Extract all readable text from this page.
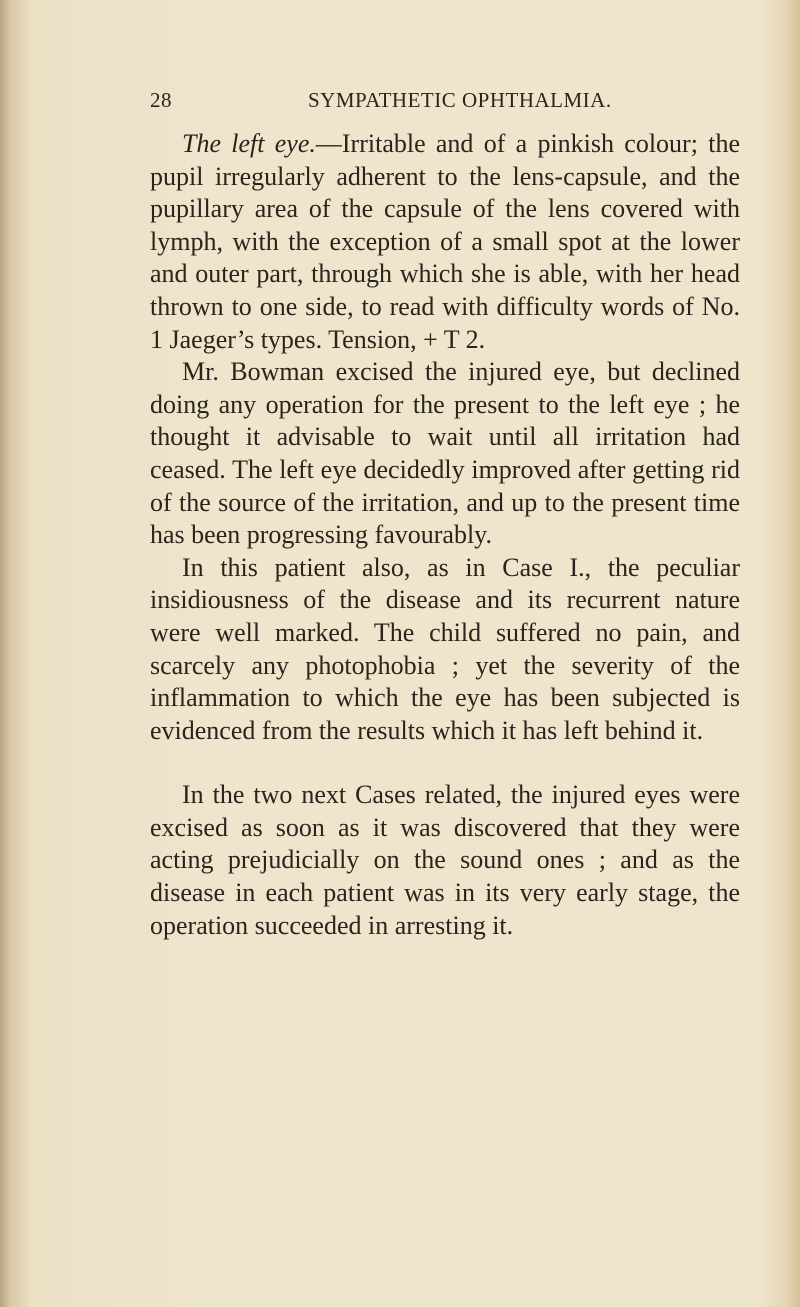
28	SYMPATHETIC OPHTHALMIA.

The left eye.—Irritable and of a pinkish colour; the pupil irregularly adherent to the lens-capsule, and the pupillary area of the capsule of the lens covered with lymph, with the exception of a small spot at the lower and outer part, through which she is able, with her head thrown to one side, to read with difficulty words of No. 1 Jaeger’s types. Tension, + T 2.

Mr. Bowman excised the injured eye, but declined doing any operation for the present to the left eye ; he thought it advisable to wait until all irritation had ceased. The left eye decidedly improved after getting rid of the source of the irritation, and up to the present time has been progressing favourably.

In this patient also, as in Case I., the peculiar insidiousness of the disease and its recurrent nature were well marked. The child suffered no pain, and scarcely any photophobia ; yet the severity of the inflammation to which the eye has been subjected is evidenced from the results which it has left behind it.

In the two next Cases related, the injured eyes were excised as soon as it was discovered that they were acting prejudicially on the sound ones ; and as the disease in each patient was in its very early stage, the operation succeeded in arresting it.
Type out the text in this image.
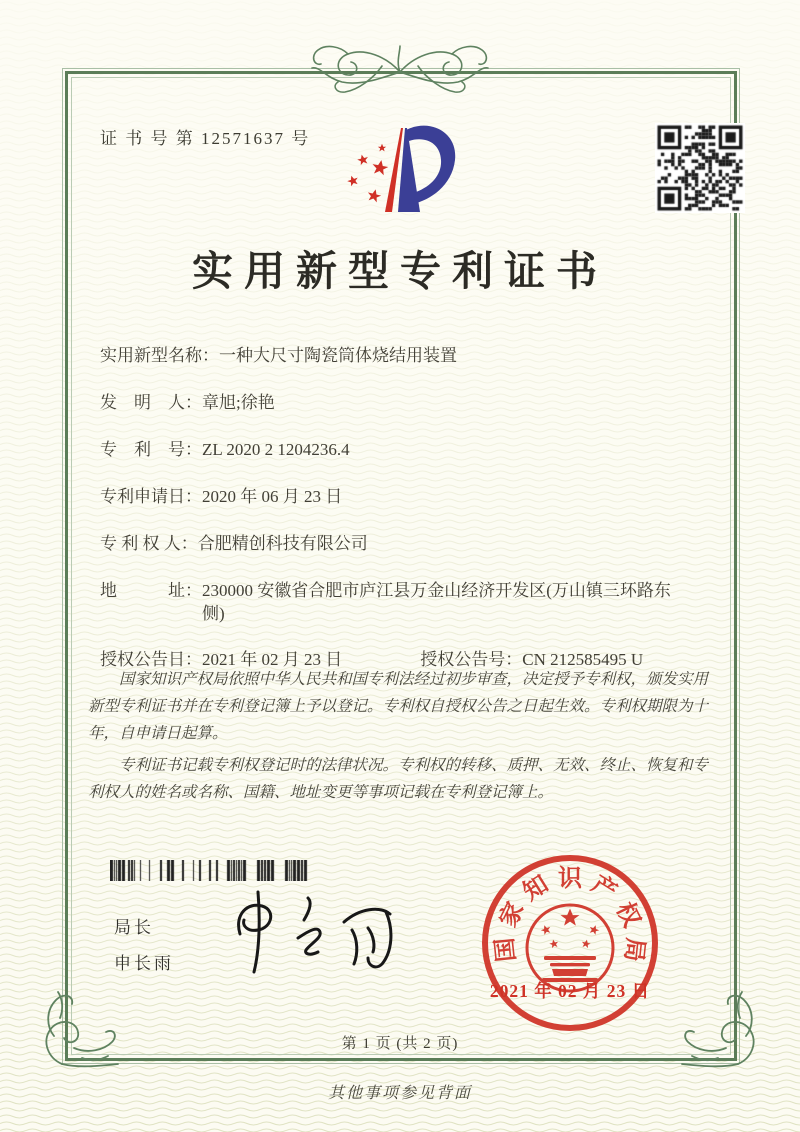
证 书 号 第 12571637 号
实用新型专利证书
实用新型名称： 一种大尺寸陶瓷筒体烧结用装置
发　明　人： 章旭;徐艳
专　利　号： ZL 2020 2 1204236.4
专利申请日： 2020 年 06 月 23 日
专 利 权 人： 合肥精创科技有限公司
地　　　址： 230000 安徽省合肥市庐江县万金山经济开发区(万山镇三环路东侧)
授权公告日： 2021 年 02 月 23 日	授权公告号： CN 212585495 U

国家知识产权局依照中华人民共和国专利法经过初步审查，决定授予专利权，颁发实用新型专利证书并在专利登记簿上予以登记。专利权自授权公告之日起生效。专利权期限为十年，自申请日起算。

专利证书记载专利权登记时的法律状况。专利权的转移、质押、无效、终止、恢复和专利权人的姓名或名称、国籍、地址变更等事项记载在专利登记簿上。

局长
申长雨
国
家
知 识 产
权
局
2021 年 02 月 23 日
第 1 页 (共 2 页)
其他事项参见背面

...

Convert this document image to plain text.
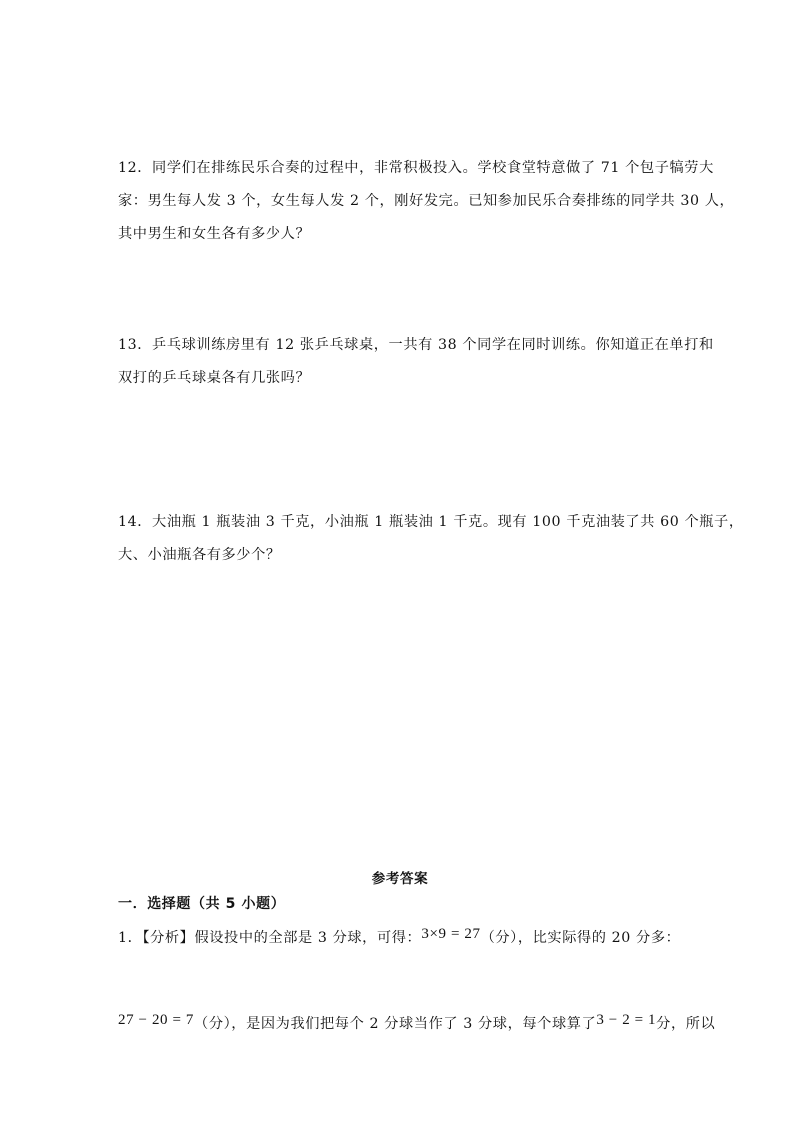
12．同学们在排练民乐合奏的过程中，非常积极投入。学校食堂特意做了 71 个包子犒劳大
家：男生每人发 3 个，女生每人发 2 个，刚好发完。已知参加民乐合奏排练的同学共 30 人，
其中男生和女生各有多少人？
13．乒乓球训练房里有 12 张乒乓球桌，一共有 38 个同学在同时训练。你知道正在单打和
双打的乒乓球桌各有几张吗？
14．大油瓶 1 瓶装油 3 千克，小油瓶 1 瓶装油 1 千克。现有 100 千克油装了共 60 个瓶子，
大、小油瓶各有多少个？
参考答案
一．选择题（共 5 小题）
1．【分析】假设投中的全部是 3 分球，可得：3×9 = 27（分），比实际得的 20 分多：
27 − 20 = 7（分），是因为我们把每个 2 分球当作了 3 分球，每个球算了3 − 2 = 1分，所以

- [Given request]
Some lines of the data may hold the word "image". Say how many do, with nothing else.

- [Task solution]
2